━━ Task material

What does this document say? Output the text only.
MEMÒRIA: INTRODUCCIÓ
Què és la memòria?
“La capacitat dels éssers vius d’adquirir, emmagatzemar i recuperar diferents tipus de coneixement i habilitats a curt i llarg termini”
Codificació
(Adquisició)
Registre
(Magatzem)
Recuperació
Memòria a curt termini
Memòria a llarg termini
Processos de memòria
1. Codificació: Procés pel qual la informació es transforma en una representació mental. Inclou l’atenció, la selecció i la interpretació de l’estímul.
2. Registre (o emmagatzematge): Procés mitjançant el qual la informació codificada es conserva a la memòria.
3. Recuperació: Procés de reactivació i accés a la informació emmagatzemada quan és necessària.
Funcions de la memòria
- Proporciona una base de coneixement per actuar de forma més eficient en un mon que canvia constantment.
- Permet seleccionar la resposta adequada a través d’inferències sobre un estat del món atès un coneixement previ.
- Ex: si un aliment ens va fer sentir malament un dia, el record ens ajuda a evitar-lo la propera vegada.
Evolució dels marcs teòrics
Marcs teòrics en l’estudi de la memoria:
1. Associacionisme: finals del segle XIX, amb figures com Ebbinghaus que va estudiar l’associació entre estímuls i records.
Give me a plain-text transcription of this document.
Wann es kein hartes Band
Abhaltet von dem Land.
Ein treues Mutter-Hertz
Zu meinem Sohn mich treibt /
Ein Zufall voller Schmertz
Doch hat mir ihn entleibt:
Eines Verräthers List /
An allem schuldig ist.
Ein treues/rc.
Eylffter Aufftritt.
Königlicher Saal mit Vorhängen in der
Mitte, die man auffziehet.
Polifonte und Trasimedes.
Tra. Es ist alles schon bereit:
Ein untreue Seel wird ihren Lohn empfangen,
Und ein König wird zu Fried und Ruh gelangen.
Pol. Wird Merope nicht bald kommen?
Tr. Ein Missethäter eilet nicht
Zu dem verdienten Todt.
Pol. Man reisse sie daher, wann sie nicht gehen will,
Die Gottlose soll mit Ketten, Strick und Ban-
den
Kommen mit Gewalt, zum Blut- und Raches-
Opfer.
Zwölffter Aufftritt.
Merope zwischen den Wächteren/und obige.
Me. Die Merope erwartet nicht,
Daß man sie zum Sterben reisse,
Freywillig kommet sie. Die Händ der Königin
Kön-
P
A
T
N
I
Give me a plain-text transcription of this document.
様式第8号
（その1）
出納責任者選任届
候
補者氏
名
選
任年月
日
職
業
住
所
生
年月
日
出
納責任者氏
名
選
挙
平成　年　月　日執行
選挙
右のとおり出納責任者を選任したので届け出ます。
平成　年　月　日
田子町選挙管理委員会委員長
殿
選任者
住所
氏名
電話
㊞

━━━━

Exercise directions: Retype all of the material, keeping each line exact.

Response:
What does this document say? Output the text only.
MEMÒRIA: INTRODUCCIÓ
Què és la memòria?
“La capacitat dels éssers vius d’adquirir, emmagatzemar i recuperar diferents tipus de coneixement i habilitats a curt i llarg termini”
Codificació
(Adquisició)
Registre
(Magatzem)
Recuperació
Memòria a curt termini
Memòria a llarg termini
Processos de memòria
1. Codificació: Procés pel qual la informació es transforma en una representació mental. Inclou l’atenció, la selecció i la interpretació de l’estímul.
2. Registre (o emmagatzematge): Procés mitjançant el qual la informació codificada es conserva a la memòria.
3. Recuperació: Procés de reactivació i accés a la informació emmagatzemada quan és necessària.
Funcions de la memòria
- Proporciona una base de coneixement per actuar de forma més eficient en un mon que canvia constantment.
- Permet seleccionar la resposta adequada a través d’inferències sobre un estat del món atès un coneixement previ.
- Ex: si un aliment ens va fer sentir malament un dia, el record ens ajuda a evitar-lo la propera vegada.
Evolució dels marcs teòrics
Marcs teòrics en l’estudi de la memoria:
1. Associacionisme: finals del segle XIX, amb figures com Ebbinghaus que va estudiar l’associació entre estímuls i records.
Give me a plain-text transcription of this document.
Wann es kein hartes Band
Abhaltet von dem Land.
Ein treues Mutter-Hertz
Zu meinem Sohn mich treibt /
Ein Zufall voller Schmertz
Doch hat mir ihn entleibt:
Eines Verräthers List /
An allem schuldig ist.
Ein treues/rc.
Eylffter Aufftritt.
Königlicher Saal mit Vorhängen in der
Mitte, die man auffziehet.
Polifonte und Trasimedes.
Tra. Es ist alles schon bereit:
Ein untreue Seel wird ihren Lohn empfangen,
Und ein König wird zu Fried und Ruh gelangen.
Pol. Wird Merope nicht bald kommen?
Tr. Ein Missethäter eilet nicht
Zu dem verdienten Todt.
Pol. Man reisse sie daher, wann sie nicht gehen will,
Die Gottlose soll mit Ketten, Strick und Ban-
den
Kommen mit Gewalt, zum Blut- und Raches-
Opfer.
Zwölffter Aufftritt.
Merope zwischen den Wächteren/und obige.
Me. Die Merope erwartet nicht,
Daß man sie zum Sterben reisse,
Freywillig kommet sie. Die Händ der Königin
Kön-
P
A
T
N
I
Give me a plain-text transcription of this document.
様式第8号
（その1）
出納責任者選任届
候
補者氏
名
選
任年月
日
職
業
住
所
生
年月
日
出
納責任者氏
名
選
挙
平成　年　月　日執行
選挙
右のとおり出納責任者を選任したので届け出ます。
平成　年　月　日
田子町選挙管理委員会委員長
殿
選任者
住所
氏名
電話
㊞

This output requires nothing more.